What is being asked: Every line of the material that follows must be printed again exactly.

Stored entries:
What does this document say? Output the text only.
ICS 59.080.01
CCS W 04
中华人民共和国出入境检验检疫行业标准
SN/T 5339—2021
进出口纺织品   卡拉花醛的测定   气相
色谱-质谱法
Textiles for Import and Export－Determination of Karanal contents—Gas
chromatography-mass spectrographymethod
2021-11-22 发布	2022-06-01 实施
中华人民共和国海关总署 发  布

Solved problem:
What does this document say? Output the text only.
ICS 59.080.01
CCS W 04
中华人民共和国出入境检验检疫行业标准
SN/T 5339—2021
进出口纺织品   卡拉花醛的测定   气相
色谱-质谱法
Textiles for Import and Export－Determination of Karanal contents—Gas
chromatography-mass spectrographymethod
2021-11-22 发布	2022-06-01 实施
中华人民共和国海关总署 发  布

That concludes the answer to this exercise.